> [Given instruction]:
Pull every line holding the string "两个维护" from the records below.

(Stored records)
* * * * * * *
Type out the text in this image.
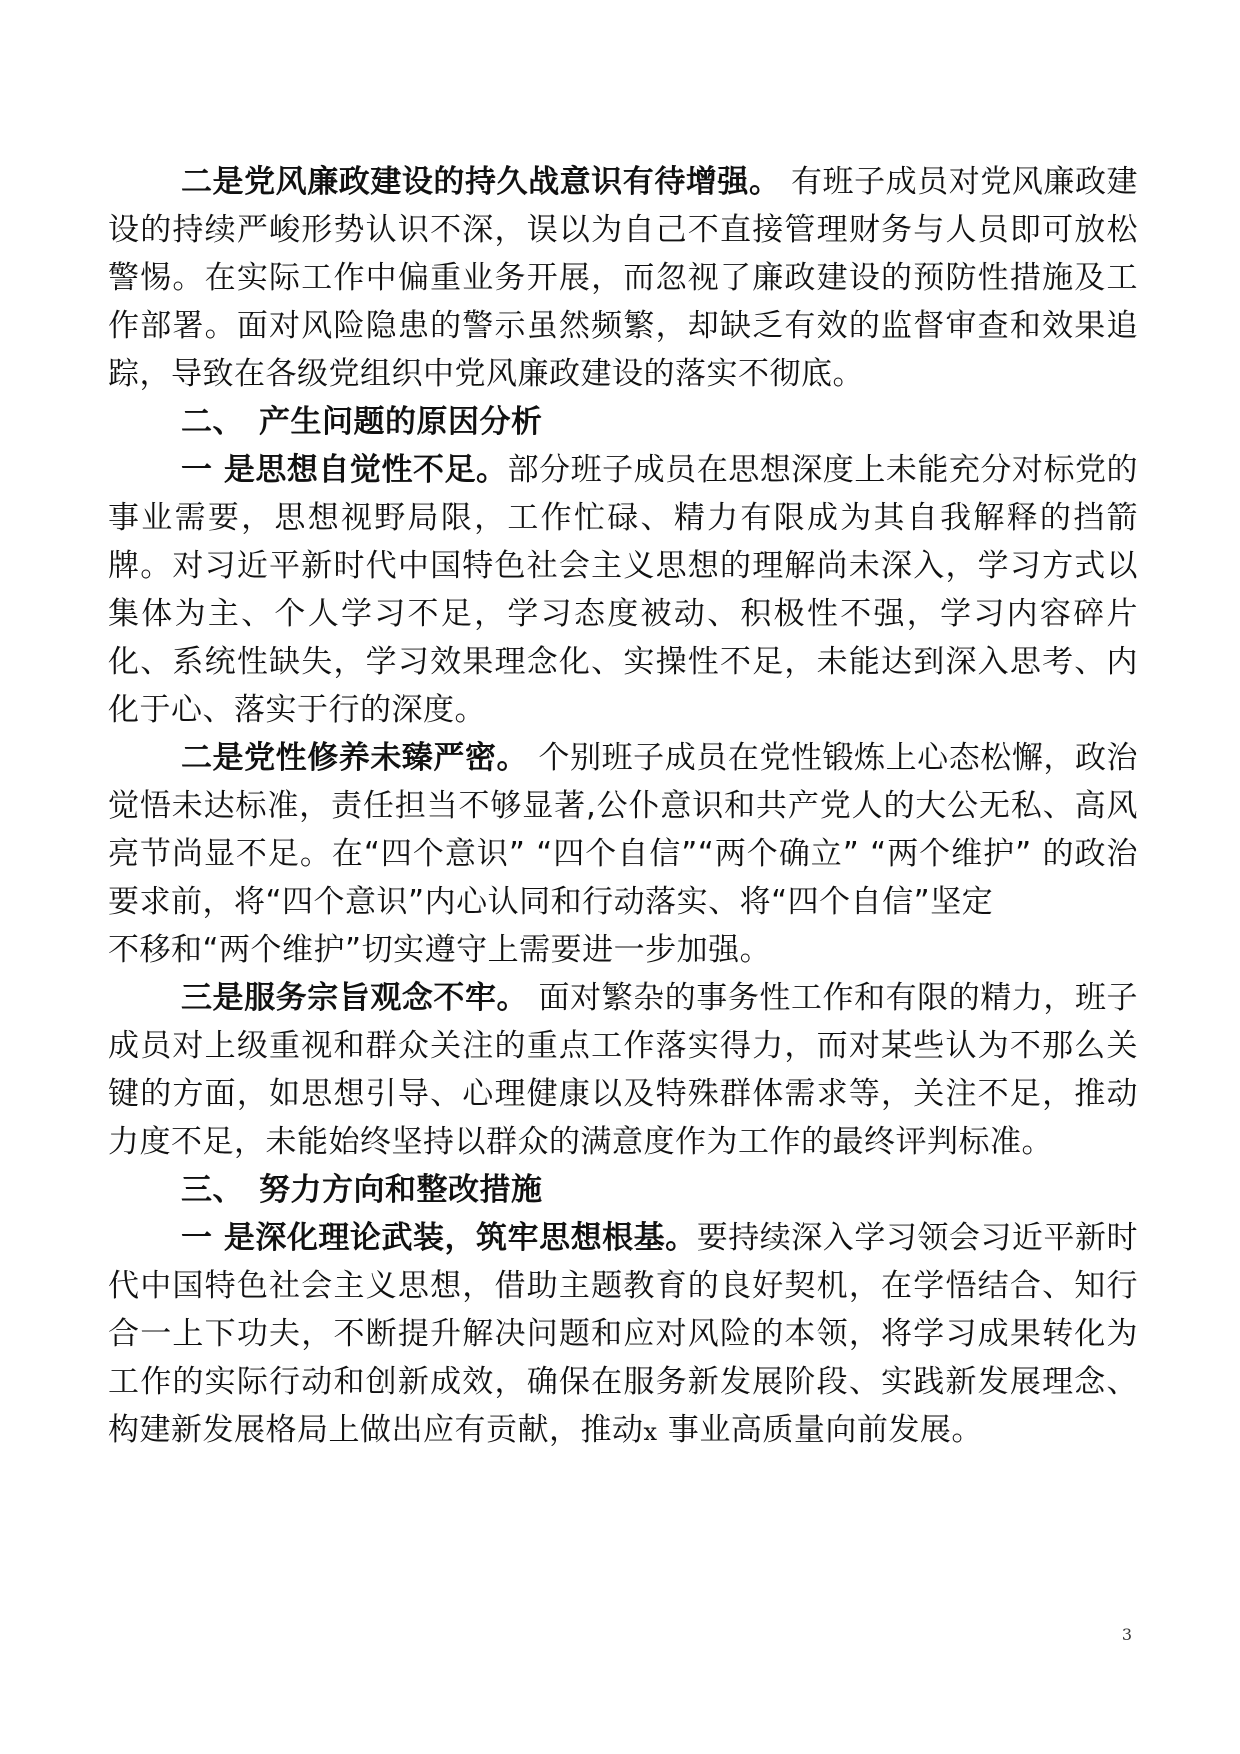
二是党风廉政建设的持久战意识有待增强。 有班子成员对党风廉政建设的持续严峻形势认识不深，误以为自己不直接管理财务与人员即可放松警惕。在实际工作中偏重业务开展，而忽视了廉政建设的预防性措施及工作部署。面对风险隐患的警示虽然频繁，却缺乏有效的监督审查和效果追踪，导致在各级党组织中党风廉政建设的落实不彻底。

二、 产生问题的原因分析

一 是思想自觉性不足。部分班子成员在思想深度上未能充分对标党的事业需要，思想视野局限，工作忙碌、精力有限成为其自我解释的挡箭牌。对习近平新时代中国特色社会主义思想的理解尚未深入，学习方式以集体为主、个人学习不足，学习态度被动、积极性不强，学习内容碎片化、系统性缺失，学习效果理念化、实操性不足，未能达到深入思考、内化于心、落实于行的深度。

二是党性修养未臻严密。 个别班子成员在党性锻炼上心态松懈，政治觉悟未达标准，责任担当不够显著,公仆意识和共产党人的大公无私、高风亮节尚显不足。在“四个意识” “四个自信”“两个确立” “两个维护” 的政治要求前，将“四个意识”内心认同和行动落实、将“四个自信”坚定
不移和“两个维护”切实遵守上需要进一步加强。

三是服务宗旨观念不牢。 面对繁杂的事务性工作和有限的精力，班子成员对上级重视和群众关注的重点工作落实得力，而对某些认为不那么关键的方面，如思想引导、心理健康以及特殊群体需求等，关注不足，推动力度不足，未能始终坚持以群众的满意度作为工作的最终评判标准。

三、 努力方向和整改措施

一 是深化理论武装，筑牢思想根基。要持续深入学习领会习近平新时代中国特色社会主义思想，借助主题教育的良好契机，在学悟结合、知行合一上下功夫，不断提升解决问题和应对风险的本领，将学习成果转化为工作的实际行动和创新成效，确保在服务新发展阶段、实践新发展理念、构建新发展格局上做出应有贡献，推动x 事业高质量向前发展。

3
* * * * * * *
> [Answer to the exercise]:
二是党性修养未臻严密。 个别班子成员在党性锻炼上心态松懈，政治觉悟未达标准，责任担当不够显著,公仆意识和共产党人的大公无私、高风亮节尚显不足。在“四个意识” “四个自信”“两个确立” “两个维护” 的政治要求前，将“四个意识”内心认同和行动落实、将“四个自信”坚定
不移和“两个维护”切实遵守上需要进一步加强。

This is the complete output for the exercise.